» Task goal
Select and copy out every line in the records containing "studentesse".

[Stored items]
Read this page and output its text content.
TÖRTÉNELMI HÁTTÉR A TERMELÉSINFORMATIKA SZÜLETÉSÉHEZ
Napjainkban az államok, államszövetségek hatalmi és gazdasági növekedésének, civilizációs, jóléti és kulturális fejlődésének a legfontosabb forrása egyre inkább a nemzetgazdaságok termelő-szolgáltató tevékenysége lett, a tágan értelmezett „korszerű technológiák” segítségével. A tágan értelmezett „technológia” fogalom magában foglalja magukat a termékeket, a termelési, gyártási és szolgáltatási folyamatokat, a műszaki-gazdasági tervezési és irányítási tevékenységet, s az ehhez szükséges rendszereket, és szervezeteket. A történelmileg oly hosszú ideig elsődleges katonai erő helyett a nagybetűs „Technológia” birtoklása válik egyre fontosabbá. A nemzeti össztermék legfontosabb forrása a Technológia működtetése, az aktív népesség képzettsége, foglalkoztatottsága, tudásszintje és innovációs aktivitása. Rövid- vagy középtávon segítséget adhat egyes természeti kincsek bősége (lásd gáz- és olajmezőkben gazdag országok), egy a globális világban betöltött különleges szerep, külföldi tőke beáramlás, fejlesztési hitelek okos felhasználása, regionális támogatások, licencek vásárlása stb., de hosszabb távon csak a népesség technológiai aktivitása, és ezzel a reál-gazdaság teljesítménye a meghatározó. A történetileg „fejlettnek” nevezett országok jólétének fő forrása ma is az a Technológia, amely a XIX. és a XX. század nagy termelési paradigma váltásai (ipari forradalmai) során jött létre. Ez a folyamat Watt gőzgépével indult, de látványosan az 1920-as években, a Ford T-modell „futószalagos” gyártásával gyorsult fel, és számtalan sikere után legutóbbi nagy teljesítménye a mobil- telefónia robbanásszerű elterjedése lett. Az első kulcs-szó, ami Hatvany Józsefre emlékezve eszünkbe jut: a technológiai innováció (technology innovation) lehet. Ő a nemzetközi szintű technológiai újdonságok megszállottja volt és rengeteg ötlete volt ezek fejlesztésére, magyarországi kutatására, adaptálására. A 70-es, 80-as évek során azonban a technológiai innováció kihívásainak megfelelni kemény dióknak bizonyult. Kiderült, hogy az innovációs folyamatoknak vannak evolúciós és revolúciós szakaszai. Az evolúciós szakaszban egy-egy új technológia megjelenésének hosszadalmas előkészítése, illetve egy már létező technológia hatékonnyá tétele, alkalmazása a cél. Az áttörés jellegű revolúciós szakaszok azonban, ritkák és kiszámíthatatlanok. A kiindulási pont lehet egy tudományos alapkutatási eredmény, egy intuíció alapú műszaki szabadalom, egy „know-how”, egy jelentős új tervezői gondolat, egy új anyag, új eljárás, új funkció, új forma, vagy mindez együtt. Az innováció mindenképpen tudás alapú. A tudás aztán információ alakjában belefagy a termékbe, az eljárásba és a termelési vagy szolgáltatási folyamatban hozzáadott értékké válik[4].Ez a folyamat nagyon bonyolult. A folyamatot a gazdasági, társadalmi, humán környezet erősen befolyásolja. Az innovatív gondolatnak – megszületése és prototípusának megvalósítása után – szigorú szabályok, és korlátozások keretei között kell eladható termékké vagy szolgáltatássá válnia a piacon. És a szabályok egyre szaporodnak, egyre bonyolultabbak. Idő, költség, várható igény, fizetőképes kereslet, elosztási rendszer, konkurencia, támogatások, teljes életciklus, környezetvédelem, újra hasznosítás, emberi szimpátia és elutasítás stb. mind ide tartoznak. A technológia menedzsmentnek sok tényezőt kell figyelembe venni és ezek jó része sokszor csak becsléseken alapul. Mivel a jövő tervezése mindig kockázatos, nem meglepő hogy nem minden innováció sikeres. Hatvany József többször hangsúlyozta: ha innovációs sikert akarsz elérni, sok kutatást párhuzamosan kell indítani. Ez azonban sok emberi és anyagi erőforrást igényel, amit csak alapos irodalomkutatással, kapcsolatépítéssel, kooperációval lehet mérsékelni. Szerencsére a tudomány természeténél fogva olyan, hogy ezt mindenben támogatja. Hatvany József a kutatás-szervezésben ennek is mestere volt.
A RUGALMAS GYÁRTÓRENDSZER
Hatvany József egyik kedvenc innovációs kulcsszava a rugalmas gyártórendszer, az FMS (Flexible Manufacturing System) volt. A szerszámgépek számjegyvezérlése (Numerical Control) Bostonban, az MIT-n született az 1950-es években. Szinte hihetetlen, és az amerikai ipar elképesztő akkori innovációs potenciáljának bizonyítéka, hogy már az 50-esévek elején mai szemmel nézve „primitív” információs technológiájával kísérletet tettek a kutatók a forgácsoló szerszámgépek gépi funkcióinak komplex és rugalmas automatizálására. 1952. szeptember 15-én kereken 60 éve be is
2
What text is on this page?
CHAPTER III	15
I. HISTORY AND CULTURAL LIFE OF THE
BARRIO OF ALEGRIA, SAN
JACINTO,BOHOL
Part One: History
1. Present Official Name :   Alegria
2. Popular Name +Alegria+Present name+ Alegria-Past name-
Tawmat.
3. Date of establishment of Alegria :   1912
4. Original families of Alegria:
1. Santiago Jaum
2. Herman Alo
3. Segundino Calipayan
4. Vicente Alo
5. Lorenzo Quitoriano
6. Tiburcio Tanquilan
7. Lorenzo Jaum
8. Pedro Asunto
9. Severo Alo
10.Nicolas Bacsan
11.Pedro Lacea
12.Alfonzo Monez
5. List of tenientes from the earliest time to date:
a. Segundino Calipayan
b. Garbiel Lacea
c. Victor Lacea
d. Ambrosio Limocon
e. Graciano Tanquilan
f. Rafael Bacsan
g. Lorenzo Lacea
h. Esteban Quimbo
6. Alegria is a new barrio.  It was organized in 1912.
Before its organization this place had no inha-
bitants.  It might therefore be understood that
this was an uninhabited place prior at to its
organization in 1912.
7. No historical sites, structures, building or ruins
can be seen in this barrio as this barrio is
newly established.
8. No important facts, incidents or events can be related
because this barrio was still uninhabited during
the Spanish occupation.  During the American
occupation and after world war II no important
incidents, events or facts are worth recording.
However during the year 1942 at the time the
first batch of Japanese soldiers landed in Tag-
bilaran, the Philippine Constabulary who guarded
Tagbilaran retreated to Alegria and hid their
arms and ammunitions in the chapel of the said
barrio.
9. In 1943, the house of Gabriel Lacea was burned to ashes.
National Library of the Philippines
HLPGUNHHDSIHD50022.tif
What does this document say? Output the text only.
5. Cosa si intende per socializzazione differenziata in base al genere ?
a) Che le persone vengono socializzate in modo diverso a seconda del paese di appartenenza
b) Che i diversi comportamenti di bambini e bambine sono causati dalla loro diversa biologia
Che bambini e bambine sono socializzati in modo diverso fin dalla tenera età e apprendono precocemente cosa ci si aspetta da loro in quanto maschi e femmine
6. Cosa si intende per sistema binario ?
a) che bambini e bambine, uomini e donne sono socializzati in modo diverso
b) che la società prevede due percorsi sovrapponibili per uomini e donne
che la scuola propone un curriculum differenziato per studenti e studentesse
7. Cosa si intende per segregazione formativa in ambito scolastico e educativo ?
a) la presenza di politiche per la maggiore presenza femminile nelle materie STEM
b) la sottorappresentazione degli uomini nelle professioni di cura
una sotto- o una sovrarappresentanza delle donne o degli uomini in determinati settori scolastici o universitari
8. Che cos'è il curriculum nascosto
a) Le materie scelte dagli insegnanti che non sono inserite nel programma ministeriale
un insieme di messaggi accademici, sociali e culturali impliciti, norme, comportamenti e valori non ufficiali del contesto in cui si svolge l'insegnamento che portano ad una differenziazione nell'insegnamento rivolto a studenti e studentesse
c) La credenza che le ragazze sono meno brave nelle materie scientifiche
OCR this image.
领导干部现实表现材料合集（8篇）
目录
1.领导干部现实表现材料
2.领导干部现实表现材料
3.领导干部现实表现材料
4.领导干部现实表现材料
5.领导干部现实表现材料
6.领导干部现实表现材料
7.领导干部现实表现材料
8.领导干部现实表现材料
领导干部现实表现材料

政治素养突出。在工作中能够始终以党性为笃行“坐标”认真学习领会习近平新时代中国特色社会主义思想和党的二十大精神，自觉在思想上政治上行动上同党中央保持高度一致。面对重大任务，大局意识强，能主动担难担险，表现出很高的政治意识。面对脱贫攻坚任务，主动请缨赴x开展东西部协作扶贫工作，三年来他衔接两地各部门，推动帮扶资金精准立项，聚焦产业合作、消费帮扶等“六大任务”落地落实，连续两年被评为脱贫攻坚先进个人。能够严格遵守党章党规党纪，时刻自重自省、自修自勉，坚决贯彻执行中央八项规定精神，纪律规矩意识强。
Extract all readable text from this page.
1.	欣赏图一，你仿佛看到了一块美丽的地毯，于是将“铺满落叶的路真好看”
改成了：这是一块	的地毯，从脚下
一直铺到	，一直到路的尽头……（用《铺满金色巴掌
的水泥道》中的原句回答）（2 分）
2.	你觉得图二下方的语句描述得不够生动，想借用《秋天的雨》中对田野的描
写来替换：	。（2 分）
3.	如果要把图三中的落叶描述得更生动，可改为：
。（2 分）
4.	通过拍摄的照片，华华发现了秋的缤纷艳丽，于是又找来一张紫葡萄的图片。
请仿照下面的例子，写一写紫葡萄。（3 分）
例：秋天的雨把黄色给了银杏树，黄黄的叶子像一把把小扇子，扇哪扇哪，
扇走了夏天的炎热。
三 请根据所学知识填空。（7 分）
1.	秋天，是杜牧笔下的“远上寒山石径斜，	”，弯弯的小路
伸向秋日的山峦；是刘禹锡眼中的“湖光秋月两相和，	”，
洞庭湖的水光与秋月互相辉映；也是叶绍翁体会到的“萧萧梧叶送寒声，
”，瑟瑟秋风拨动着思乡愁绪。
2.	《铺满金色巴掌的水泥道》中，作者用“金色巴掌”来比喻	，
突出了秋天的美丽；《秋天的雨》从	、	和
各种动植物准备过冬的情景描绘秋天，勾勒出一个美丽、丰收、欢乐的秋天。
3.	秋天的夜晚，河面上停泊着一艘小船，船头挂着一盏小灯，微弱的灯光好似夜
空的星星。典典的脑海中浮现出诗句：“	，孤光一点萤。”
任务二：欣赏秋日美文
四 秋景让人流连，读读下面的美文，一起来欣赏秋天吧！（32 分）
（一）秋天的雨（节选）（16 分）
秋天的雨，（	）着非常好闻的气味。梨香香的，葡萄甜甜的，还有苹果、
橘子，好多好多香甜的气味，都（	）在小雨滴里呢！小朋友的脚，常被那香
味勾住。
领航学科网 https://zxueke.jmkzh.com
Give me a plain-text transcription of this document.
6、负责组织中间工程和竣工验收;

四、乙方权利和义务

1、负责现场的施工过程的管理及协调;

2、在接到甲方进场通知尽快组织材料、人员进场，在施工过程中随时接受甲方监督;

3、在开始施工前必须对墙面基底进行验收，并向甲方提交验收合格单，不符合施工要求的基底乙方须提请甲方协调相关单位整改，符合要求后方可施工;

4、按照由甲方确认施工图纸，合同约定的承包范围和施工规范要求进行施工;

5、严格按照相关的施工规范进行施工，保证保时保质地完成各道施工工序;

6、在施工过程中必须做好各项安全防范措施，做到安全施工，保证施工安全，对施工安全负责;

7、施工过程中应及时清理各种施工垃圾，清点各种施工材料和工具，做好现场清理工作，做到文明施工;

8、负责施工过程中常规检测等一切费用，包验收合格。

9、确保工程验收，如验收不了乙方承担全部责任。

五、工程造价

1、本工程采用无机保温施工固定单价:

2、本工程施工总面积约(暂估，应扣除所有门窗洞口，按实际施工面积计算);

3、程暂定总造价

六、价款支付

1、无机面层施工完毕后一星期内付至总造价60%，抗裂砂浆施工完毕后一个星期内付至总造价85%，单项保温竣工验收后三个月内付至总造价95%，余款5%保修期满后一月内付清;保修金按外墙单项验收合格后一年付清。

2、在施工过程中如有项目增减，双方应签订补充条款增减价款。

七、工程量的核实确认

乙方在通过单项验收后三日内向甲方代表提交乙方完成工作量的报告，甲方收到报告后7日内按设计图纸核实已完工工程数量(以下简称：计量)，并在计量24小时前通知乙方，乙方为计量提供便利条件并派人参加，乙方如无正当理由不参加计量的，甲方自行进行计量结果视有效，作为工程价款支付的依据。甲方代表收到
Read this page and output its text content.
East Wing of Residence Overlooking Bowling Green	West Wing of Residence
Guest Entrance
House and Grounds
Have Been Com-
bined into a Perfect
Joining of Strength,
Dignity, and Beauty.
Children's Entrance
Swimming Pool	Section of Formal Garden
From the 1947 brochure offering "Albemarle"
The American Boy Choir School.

» Solved problem
che la scuola propone un curriculum differenziato per studenti e studentesse
un insieme di messaggi accademici, sociali e culturali impliciti, norme, comportamenti e valori non ufficiali del contesto in cui si svolge l'insegnamento che portano ad una differenziazione nell'insegnamento rivolto a studenti e studentesse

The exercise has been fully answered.